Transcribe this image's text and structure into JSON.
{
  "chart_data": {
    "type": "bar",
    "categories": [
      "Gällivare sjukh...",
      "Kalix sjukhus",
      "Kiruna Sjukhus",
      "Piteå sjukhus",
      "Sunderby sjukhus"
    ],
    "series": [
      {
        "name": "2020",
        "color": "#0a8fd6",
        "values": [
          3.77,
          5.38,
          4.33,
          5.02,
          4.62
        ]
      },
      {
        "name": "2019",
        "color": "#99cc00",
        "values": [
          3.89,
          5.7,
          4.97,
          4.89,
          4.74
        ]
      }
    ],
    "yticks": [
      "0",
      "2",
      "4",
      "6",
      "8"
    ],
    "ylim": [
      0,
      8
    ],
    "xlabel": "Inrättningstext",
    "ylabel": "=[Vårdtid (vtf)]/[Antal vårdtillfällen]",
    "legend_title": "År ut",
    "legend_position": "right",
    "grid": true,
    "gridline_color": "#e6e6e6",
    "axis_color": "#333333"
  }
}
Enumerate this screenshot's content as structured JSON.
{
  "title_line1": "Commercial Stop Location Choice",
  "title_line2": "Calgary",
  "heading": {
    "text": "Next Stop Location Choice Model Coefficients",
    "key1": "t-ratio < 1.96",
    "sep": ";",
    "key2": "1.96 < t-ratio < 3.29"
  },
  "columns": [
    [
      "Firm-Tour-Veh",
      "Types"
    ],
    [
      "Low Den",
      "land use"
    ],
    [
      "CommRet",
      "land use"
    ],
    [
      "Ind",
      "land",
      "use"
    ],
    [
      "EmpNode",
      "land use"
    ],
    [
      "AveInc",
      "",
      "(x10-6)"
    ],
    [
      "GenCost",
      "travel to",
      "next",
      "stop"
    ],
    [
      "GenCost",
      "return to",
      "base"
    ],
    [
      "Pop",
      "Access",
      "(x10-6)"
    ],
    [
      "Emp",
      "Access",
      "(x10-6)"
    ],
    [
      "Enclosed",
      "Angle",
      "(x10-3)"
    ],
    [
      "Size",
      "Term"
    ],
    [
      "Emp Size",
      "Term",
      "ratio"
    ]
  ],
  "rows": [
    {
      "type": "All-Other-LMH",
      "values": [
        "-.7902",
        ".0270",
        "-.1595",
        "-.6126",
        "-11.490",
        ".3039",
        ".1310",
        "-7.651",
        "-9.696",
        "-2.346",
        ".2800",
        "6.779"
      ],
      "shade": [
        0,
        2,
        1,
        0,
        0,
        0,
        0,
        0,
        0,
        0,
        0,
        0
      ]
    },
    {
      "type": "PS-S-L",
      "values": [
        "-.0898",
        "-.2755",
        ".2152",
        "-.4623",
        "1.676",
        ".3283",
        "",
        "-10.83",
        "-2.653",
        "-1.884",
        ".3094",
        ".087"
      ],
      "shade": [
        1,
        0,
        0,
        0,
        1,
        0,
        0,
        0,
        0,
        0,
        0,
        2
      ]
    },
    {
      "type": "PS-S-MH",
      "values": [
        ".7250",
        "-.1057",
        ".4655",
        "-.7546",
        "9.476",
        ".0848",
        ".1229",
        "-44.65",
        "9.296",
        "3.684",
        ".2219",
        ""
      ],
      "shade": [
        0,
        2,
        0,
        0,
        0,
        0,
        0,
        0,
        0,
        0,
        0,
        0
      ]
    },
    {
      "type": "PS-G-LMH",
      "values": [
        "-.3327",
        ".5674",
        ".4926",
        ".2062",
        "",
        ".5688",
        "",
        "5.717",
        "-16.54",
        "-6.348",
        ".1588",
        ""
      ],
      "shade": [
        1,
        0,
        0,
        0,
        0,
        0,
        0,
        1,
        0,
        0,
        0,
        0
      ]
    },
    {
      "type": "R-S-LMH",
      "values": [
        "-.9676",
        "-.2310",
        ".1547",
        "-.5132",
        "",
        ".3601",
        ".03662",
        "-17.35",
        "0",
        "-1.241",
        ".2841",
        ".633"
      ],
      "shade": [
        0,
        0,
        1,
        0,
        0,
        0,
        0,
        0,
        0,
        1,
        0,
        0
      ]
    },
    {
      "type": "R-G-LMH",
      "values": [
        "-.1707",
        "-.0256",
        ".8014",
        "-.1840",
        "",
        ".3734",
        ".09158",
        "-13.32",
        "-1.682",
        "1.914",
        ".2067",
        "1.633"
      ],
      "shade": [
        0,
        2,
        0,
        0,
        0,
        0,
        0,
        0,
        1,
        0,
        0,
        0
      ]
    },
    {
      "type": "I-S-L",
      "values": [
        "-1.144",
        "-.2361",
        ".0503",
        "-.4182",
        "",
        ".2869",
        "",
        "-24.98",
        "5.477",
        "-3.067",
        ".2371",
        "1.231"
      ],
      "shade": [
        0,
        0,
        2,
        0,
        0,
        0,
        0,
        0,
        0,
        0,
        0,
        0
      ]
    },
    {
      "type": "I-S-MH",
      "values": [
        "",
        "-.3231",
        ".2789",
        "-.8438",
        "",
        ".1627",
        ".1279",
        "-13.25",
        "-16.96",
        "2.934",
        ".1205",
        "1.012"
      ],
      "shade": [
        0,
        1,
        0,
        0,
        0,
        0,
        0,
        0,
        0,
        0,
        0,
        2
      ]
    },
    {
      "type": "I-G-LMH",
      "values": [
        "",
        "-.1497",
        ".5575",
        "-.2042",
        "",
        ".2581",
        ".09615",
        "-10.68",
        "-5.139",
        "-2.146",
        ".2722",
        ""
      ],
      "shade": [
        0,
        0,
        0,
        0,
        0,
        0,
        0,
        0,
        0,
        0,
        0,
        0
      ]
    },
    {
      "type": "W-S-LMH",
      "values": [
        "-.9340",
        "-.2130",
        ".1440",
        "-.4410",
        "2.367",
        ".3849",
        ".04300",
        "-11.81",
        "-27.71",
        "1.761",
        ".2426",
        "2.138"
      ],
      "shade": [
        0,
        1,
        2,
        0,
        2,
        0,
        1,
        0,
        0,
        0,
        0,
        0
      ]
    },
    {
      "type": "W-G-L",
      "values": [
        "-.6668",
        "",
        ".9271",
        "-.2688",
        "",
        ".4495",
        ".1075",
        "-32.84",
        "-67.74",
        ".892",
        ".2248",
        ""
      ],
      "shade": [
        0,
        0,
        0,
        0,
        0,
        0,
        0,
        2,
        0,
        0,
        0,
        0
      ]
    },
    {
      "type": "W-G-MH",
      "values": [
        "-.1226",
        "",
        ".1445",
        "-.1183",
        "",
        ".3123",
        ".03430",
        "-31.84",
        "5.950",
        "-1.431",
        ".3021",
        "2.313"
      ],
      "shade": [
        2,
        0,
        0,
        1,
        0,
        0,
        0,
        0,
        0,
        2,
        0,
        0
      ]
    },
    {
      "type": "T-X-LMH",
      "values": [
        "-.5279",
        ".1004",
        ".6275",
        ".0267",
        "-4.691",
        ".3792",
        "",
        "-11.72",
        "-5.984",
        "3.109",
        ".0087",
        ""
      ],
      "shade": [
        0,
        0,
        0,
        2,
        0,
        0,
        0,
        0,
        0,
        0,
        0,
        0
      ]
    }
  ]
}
_ _ _ _
◆ Problem: Exact copies of all the records are required.

◆ Answer to this exercise:
Transcribe this image's text and structure into JSON.
{
  "chart_data": {
    "type": "bar",
    "categories": [
      "Gällivare sjukh...",
      "Kalix sjukhus",
      "Kiruna Sjukhus",
      "Piteå sjukhus",
      "Sunderby sjukhus"
    ],
    "series": [
      {
        "name": "2020",
        "color": "#0a8fd6",
        "values": [
          3.77,
          5.38,
          4.33,
          5.02,
          4.62
        ]
      },
      {
        "name": "2019",
        "color": "#99cc00",
        "values": [
          3.89,
          5.7,
          4.97,
          4.89,
          4.74
        ]
      }
    ],
    "yticks": [
      "0",
      "2",
      "4",
      "6",
      "8"
    ],
    "ylim": [
      0,
      8
    ],
    "xlabel": "Inrättningstext",
    "ylabel": "=[Vårdtid (vtf)]/[Antal vårdtillfällen]",
    "legend_title": "År ut",
    "legend_position": "right",
    "grid": true,
    "gridline_color": "#e6e6e6",
    "axis_color": "#333333"
  }
}
Enumerate this screenshot's content as structured JSON.
{
  "title_line1": "Commercial Stop Location Choice",
  "title_line2": "Calgary",
  "heading": {
    "text": "Next Stop Location Choice Model Coefficients",
    "key1": "t-ratio < 1.96",
    "sep": ";",
    "key2": "1.96 < t-ratio < 3.29"
  },
  "columns": [
    [
      "Firm-Tour-Veh",
      "Types"
    ],
    [
      "Low Den",
      "land use"
    ],
    [
      "CommRet",
      "land use"
    ],
    [
      "Ind",
      "land",
      "use"
    ],
    [
      "EmpNode",
      "land use"
    ],
    [
      "AveInc",
      "",
      "(x10-6)"
    ],
    [
      "GenCost",
      "travel to",
      "next",
      "stop"
    ],
    [
      "GenCost",
      "return to",
      "base"
    ],
    [
      "Pop",
      "Access",
      "(x10-6)"
    ],
    [
      "Emp",
      "Access",
      "(x10-6)"
    ],
    [
      "Enclosed",
      "Angle",
      "(x10-3)"
    ],
    [
      "Size",
      "Term"
    ],
    [
      "Emp Size",
      "Term",
      "ratio"
    ]
  ],
  "rows": [
    {
      "type": "All-Other-LMH",
      "values": [
        "-.7902",
        ".0270",
        "-.1595",
        "-.6126",
        "-11.490",
        ".3039",
        ".1310",
        "-7.651",
        "-9.696",
        "-2.346",
        ".2800",
        "6.779"
      ],
      "shade": [
        0,
        2,
        1,
        0,
        0,
        0,
        0,
        0,
        0,
        0,
        0,
        0
      ]
    },
    {
      "type": "PS-S-L",
      "values": [
        "-.0898",
        "-.2755",
        ".2152",
        "-.4623",
        "1.676",
        ".3283",
        "",
        "-10.83",
        "-2.653",
        "-1.884",
        ".3094",
        ".087"
      ],
      "shade": [
        1,
        0,
        0,
        0,
        1,
        0,
        0,
        0,
        0,
        0,
        0,
        2
      ]
    },
    {
      "type": "PS-S-MH",
      "values": [
        ".7250",
        "-.1057",
        ".4655",
        "-.7546",
        "9.476",
        ".0848",
        ".1229",
        "-44.65",
        "9.296",
        "3.684",
        ".2219",
        ""
      ],
      "shade": [
        0,
        2,
        0,
        0,
        0,
        0,
        0,
        0,
        0,
        0,
        0,
        0
      ]
    },
    {
      "type": "PS-G-LMH",
      "values": [
        "-.3327",
        ".5674",
        ".4926",
        ".2062",
        "",
        ".5688",
        "",
        "5.717",
        "-16.54",
        "-6.348",
        ".1588",
        ""
      ],
      "shade": [
        1,
        0,
        0,
        0,
        0,
        0,
        0,
        1,
        0,
        0,
        0,
        0
      ]
    },
    {
      "type": "R-S-LMH",
      "values": [
        "-.9676",
        "-.2310",
        ".1547",
        "-.5132",
        "",
        ".3601",
        ".03662",
        "-17.35",
        "0",
        "-1.241",
        ".2841",
        ".633"
      ],
      "shade": [
        0,
        0,
        1,
        0,
        0,
        0,
        0,
        0,
        0,
        1,
        0,
        0
      ]
    },
    {
      "type": "R-G-LMH",
      "values": [
        "-.1707",
        "-.0256",
        ".8014",
        "-.1840",
        "",
        ".3734",
        ".09158",
        "-13.32",
        "-1.682",
        "1.914",
        ".2067",
        "1.633"
      ],
      "shade": [
        0,
        2,
        0,
        0,
        0,
        0,
        0,
        0,
        1,
        0,
        0,
        0
      ]
    },
    {
      "type": "I-S-L",
      "values": [
        "-1.144",
        "-.2361",
        ".0503",
        "-.4182",
        "",
        ".2869",
        "",
        "-24.98",
        "5.477",
        "-3.067",
        ".2371",
        "1.231"
      ],
      "shade": [
        0,
        0,
        2,
        0,
        0,
        0,
        0,
        0,
        0,
        0,
        0,
        0
      ]
    },
    {
      "type": "I-S-MH",
      "values": [
        "",
        "-.3231",
        ".2789",
        "-.8438",
        "",
        ".1627",
        ".1279",
        "-13.25",
        "-16.96",
        "2.934",
        ".1205",
        "1.012"
      ],
      "shade": [
        0,
        1,
        0,
        0,
        0,
        0,
        0,
        0,
        0,
        0,
        0,
        2
      ]
    },
    {
      "type": "I-G-LMH",
      "values": [
        "",
        "-.1497",
        ".5575",
        "-.2042",
        "",
        ".2581",
        ".09615",
        "-10.68",
        "-5.139",
        "-2.146",
        ".2722",
        ""
      ],
      "shade": [
        0,
        0,
        0,
        0,
        0,
        0,
        0,
        0,
        0,
        0,
        0,
        0
      ]
    },
    {
      "type": "W-S-LMH",
      "values": [
        "-.9340",
        "-.2130",
        ".1440",
        "-.4410",
        "2.367",
        ".3849",
        ".04300",
        "-11.81",
        "-27.71",
        "1.761",
        ".2426",
        "2.138"
      ],
      "shade": [
        0,
        1,
        2,
        0,
        2,
        0,
        1,
        0,
        0,
        0,
        0,
        0
      ]
    },
    {
      "type": "W-G-L",
      "values": [
        "-.6668",
        "",
        ".9271",
        "-.2688",
        "",
        ".4495",
        ".1075",
        "-32.84",
        "-67.74",
        ".892",
        ".2248",
        ""
      ],
      "shade": [
        0,
        0,
        0,
        0,
        0,
        0,
        0,
        2,
        0,
        0,
        0,
        0
      ]
    },
    {
      "type": "W-G-MH",
      "values": [
        "-.1226",
        "",
        ".1445",
        "-.1183",
        "",
        ".3123",
        ".03430",
        "-31.84",
        "5.950",
        "-1.431",
        ".3021",
        "2.313"
      ],
      "shade": [
        2,
        0,
        0,
        1,
        0,
        0,
        0,
        0,
        0,
        2,
        0,
        0
      ]
    },
    {
      "type": "T-X-LMH",
      "values": [
        "-.5279",
        ".1004",
        ".6275",
        ".0267",
        "-4.691",
        ".3792",
        "",
        "-11.72",
        "-5.984",
        "3.109",
        ".0087",
        ""
      ],
      "shade": [
        0,
        0,
        0,
        2,
        0,
        0,
        0,
        0,
        0,
        0,
        0,
        0
      ]
    }
  ]
}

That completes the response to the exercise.